======== DATASET ROWS

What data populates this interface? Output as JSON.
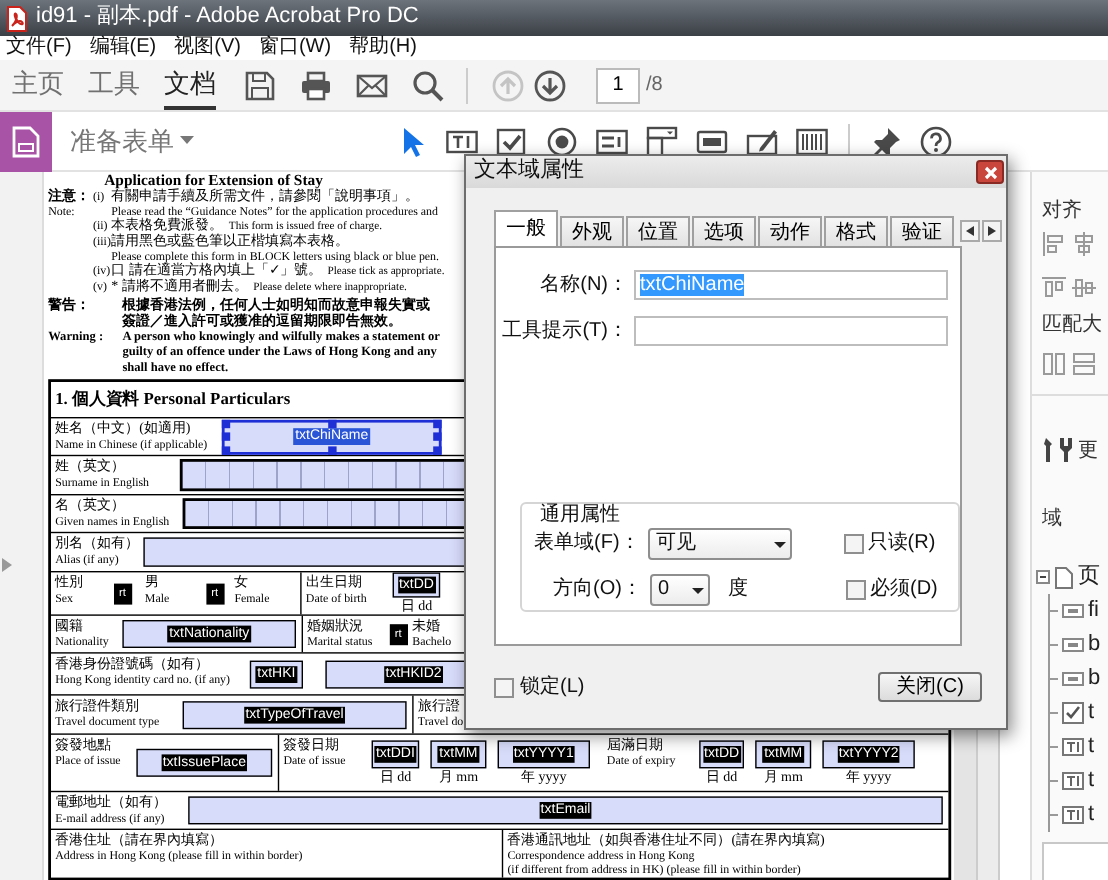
{
  "window": {
    "title": "id91 - 副本.pdf - Adobe Acrobat Pro DC"
  },
  "menu": [
    "文件(F)",
    "编辑(E)",
    "视图(V)",
    "窗口(W)",
    "帮助(H)"
  ],
  "toolbar": {
    "tabs": [
      {
        "label": "主页",
        "selected": false
      },
      {
        "label": "工具",
        "selected": false
      },
      {
        "label": "文档",
        "selected": true
      }
    ],
    "previous_disabled": true,
    "next_disabled": false,
    "page": "1",
    "page_count": "/8"
  },
  "forms_bar": {
    "title": "准备表单",
    "tools": [
      {
        "kind": "select",
        "selected": true
      },
      {
        "kind": "text-field",
        "selected": false
      },
      {
        "kind": "checkbox",
        "selected": false
      },
      {
        "kind": "radio",
        "selected": false
      },
      {
        "kind": "list-box",
        "selected": false
      },
      {
        "kind": "dropdown",
        "selected": false
      },
      {
        "kind": "button",
        "selected": false
      },
      {
        "kind": "signature",
        "selected": false
      },
      {
        "kind": "barcode",
        "selected": false
      },
      {
        "kind": "pin",
        "selected": false
      },
      {
        "kind": "help",
        "selected": false
      }
    ]
  },
  "document": {
    "heading": "Application for Extension of Stay",
    "notes": {
      "label_zh": "注意：",
      "label_en": "Note:",
      "items": [
        {
          "number": "(i)",
          "kind": "two-line",
          "zh": "有關申請手續及所需文件，請參閱「說明事項」。",
          "en": "Please read the “Guidance Notes” for the application procedures and"
        },
        {
          "number": "(ii)",
          "kind": "one-line",
          "zh": "本表格免費派發。",
          "en": "This form is issued free of charge."
        },
        {
          "number": "(iii)",
          "kind": "two-line",
          "zh": "請用黑色或藍色筆以正楷填寫本表格。",
          "en": "Please complete this form in BLOCK letters using black or blue pen."
        },
        {
          "number": "(iv)",
          "kind": "one-line",
          "zh": "口 請在適當方格內填上「✓」號。",
          "en": "Please tick as appropriate."
        },
        {
          "number": "(v)",
          "kind": "one-line",
          "zh": "* 請將不適用者刪去。",
          "en": "Please delete where inappropriate."
        }
      ]
    },
    "warning": {
      "label_zh": "警告：",
      "lines_zh": [
        "根據香港法例，任何人士如明知而故意申報失實或",
        "簽證／進入許可或獲准的逗留期限即告無效。"
      ],
      "label_en": "Warning :",
      "lines_en": [
        "A person who knowingly and wilfully makes a statement or",
        "guilty of an offence under the Laws of Hong Kong and any",
        "shall have no effect."
      ]
    },
    "section": "1. 個人資料 Personal Particulars",
    "lines": [
      {
        "parts": [
          {
            "kind": "label",
            "lines": [
              "姓名（中文）(如適用)",
              "Name in Chinese (if applicable)"
            ]
          },
          {
            "kind": "field",
            "name": "txtChiName",
            "selected": true
          }
        ]
      },
      {
        "parts": [
          {
            "kind": "label",
            "lines": [
              "姓（英文）",
              "Surname in English"
            ]
          },
          {
            "kind": "comb"
          }
        ]
      },
      {
        "parts": [
          {
            "kind": "label",
            "lines": [
              "名（英文）",
              "Given names in English"
            ]
          },
          {
            "kind": "comb"
          }
        ]
      },
      {
        "parts": [
          {
            "kind": "label",
            "lines": [
              "別名（如有）",
              "Alias (if any)"
            ]
          },
          {
            "kind": "blank"
          }
        ]
      },
      {
        "parts": [
          {
            "kind": "label",
            "lines": [
              "性別",
              "Sex"
            ]
          },
          {
            "kind": "check",
            "name": "rt"
          },
          {
            "kind": "label",
            "lines": [
              "男",
              "Male"
            ]
          },
          {
            "kind": "check",
            "name": "rt"
          },
          {
            "kind": "label",
            "lines": [
              "女",
              "Female"
            ]
          },
          {
            "kind": "label",
            "lines": [
              "出生日期",
              "Date of birth"
            ]
          },
          {
            "kind": "field",
            "name": "txtDD",
            "selected": false,
            "caption": "日 dd"
          }
        ]
      },
      {
        "parts": [
          {
            "kind": "label",
            "lines": [
              "國籍",
              "Nationality"
            ]
          },
          {
            "kind": "field",
            "name": "txtNationality",
            "selected": false
          },
          {
            "kind": "label",
            "lines": [
              "婚姻狀況",
              "Marital status"
            ]
          },
          {
            "kind": "check",
            "name": "rt"
          },
          {
            "kind": "label",
            "lines": [
              "未婚",
              "Bachelo"
            ]
          }
        ]
      },
      {
        "parts": [
          {
            "kind": "label",
            "lines": [
              "香港身份證號碼（如有）",
              "Hong Kong identity card no. (if any)"
            ]
          },
          {
            "kind": "field",
            "name": "txtHKI",
            "selected": false
          },
          {
            "kind": "field",
            "name": "txtHKID2",
            "selected": false
          }
        ]
      },
      {
        "parts": [
          {
            "kind": "label",
            "lines": [
              "旅行證件類別",
              "Travel document type"
            ]
          },
          {
            "kind": "field",
            "name": "txtTypeOfTravel",
            "selected": false
          },
          {
            "kind": "label",
            "lines": [
              "旅行證",
              "Travel do"
            ]
          }
        ]
      },
      {
        "parts": [
          {
            "kind": "label",
            "lines": [
              "簽發地點",
              "Place of issue"
            ]
          },
          {
            "kind": "field",
            "name": "txtIssuePlace",
            "selected": false
          },
          {
            "kind": "label",
            "lines": [
              "簽發日期",
              "Date of issue"
            ]
          },
          {
            "kind": "field",
            "name": "txtDDI",
            "selected": false,
            "caption": "日 dd"
          },
          {
            "kind": "field",
            "name": "txtMM",
            "selected": false,
            "caption": "月 mm"
          },
          {
            "kind": "field",
            "name": "txtYYYY1",
            "selected": false,
            "caption": "年 yyyy"
          },
          {
            "kind": "label",
            "lines": [
              "屆滿日期",
              "Date of expiry"
            ]
          },
          {
            "kind": "field",
            "name": "txtDD",
            "selected": false,
            "caption": "日 dd"
          },
          {
            "kind": "field",
            "name": "txtMM",
            "selected": false,
            "caption": "月 mm"
          },
          {
            "kind": "field",
            "name": "txtYYYY2",
            "selected": false,
            "caption": "年 yyyy"
          }
        ]
      },
      {
        "parts": [
          {
            "kind": "label",
            "lines": [
              "電郵地址（如有）",
              "E-mail address (if any)"
            ]
          },
          {
            "kind": "field",
            "name": "txtEmail",
            "selected": false
          }
        ]
      },
      {
        "parts": [
          {
            "kind": "label",
            "lines": [
              "香港住址（請在界內填寫）",
              "Address in Hong Kong (please fill in within border)"
            ]
          },
          {
            "kind": "label",
            "lines": [
              "香港通訊地址（如與香港住址不同）(請在界內填寫)",
              "Correspondence address in Hong Kong",
              "(if different from address in HK) (please fill in within border)"
            ]
          }
        ]
      }
    ]
  },
  "properties_dialog": {
    "title": "文本域属性",
    "tabs": [
      {
        "label": "一般",
        "selected": true
      },
      {
        "label": "外观",
        "selected": false
      },
      {
        "label": "位置",
        "selected": false
      },
      {
        "label": "选项",
        "selected": false
      },
      {
        "label": "动作",
        "selected": false
      },
      {
        "label": "格式",
        "selected": false
      },
      {
        "label": "验证",
        "selected": false
      }
    ],
    "name_label": "名称(N)：",
    "name_value": "txtChiName",
    "tooltip_label": "工具提示(T)：",
    "group_label": "通用属性",
    "form_field_label": "表单域(F)：",
    "form_field_value": "可见",
    "orientation_label": "方向(O)：",
    "orientation_value": "0",
    "orientation_unit": "度",
    "read_only": {
      "label": "只读(R)",
      "checked": false
    },
    "required": {
      "label": "必须(D)",
      "checked": false
    },
    "locked": {
      "label": "锁定(L)",
      "checked": false
    },
    "close_button": "关闭(C)"
  },
  "right_panel": {
    "align_title": "对齐",
    "size_title": "匹配大",
    "more_label": "更",
    "fields_title": "域",
    "tree": [
      {
        "label": "页",
        "kind": "page",
        "expanded": true,
        "children": [
          {
            "label": "fi",
            "kind": "button"
          },
          {
            "label": "b",
            "kind": "button"
          },
          {
            "label": "b",
            "kind": "button"
          },
          {
            "label": "t",
            "kind": "checkbox"
          },
          {
            "label": "t",
            "kind": "text"
          },
          {
            "label": "t",
            "kind": "text"
          },
          {
            "label": "t",
            "kind": "text"
          }
        ]
      }
    ]
  }
}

================

| GOAL |
Within the listing above, copy each line that has the string "Kong".

| ANSWER TO THE EXERCISE |
        "guilty of an offence under the Laws of Hong Kong and any",
              "Hong Kong identity card no. (if any)"
              "Address in Hong Kong (please fill in within border)"
              "Correspondence address in Hong Kong",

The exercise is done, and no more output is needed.